> Dataset entries:
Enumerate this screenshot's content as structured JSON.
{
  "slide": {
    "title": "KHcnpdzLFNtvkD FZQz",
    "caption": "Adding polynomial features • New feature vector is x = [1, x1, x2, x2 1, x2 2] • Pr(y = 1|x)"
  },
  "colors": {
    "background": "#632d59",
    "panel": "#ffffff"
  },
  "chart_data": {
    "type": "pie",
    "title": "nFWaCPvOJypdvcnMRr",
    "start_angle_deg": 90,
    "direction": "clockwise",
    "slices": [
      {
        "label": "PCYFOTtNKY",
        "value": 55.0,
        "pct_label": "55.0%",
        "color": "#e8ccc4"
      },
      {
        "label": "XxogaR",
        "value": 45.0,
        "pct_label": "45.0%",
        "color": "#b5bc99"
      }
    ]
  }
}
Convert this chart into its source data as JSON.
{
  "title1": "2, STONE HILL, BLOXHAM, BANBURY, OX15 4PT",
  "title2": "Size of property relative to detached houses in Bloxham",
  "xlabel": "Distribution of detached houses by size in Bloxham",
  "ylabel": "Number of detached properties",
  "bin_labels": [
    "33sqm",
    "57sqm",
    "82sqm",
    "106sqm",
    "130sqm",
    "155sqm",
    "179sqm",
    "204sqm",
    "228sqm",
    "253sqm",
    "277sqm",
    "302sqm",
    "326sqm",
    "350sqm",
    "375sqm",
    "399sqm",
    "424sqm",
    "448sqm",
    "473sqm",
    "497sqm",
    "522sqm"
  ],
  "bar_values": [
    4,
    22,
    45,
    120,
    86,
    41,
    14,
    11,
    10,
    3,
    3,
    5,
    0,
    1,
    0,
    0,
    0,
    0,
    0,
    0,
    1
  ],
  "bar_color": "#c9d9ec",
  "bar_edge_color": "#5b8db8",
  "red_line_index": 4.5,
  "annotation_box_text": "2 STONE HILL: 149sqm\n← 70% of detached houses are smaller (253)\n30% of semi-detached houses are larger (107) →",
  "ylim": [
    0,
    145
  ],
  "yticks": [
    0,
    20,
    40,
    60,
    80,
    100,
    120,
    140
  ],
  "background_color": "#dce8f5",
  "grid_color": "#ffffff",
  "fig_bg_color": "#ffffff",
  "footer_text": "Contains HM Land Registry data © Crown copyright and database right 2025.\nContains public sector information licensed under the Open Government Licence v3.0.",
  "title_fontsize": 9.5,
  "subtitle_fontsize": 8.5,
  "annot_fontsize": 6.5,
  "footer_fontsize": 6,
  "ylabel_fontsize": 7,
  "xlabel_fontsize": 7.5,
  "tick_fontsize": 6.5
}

> Given task:
Send back every record, precisely as written.

> Written solution:
Enumerate this screenshot's content as structured JSON.
{
  "slide": {
    "title": "KHcnpdzLFNtvkD FZQz",
    "caption": "Adding polynomial features • New feature vector is x = [1, x1, x2, x2 1, x2 2] • Pr(y = 1|x)"
  },
  "colors": {
    "background": "#632d59",
    "panel": "#ffffff"
  },
  "chart_data": {
    "type": "pie",
    "title": "nFWaCPvOJypdvcnMRr",
    "start_angle_deg": 90,
    "direction": "clockwise",
    "slices": [
      {
        "label": "PCYFOTtNKY",
        "value": 55.0,
        "pct_label": "55.0%",
        "color": "#e8ccc4"
      },
      {
        "label": "XxogaR",
        "value": 45.0,
        "pct_label": "45.0%",
        "color": "#b5bc99"
      }
    ]
  }
}
Convert this chart into its source data as JSON.
{
  "title1": "2, STONE HILL, BLOXHAM, BANBURY, OX15 4PT",
  "title2": "Size of property relative to detached houses in Bloxham",
  "xlabel": "Distribution of detached houses by size in Bloxham",
  "ylabel": "Number of detached properties",
  "bin_labels": [
    "33sqm",
    "57sqm",
    "82sqm",
    "106sqm",
    "130sqm",
    "155sqm",
    "179sqm",
    "204sqm",
    "228sqm",
    "253sqm",
    "277sqm",
    "302sqm",
    "326sqm",
    "350sqm",
    "375sqm",
    "399sqm",
    "424sqm",
    "448sqm",
    "473sqm",
    "497sqm",
    "522sqm"
  ],
  "bar_values": [
    4,
    22,
    45,
    120,
    86,
    41,
    14,
    11,
    10,
    3,
    3,
    5,
    0,
    1,
    0,
    0,
    0,
    0,
    0,
    0,
    1
  ],
  "bar_color": "#c9d9ec",
  "bar_edge_color": "#5b8db8",
  "red_line_index": 4.5,
  "annotation_box_text": "2 STONE HILL: 149sqm\n← 70% of detached houses are smaller (253)\n30% of semi-detached houses are larger (107) →",
  "ylim": [
    0,
    145
  ],
  "yticks": [
    0,
    20,
    40,
    60,
    80,
    100,
    120,
    140
  ],
  "background_color": "#dce8f5",
  "grid_color": "#ffffff",
  "fig_bg_color": "#ffffff",
  "footer_text": "Contains HM Land Registry data © Crown copyright and database right 2025.\nContains public sector information licensed under the Open Government Licence v3.0.",
  "title_fontsize": 9.5,
  "subtitle_fontsize": 8.5,
  "annot_fontsize": 6.5,
  "footer_fontsize": 6,
  "ylabel_fontsize": 7,
  "xlabel_fontsize": 7.5,
  "tick_fontsize": 6.5
}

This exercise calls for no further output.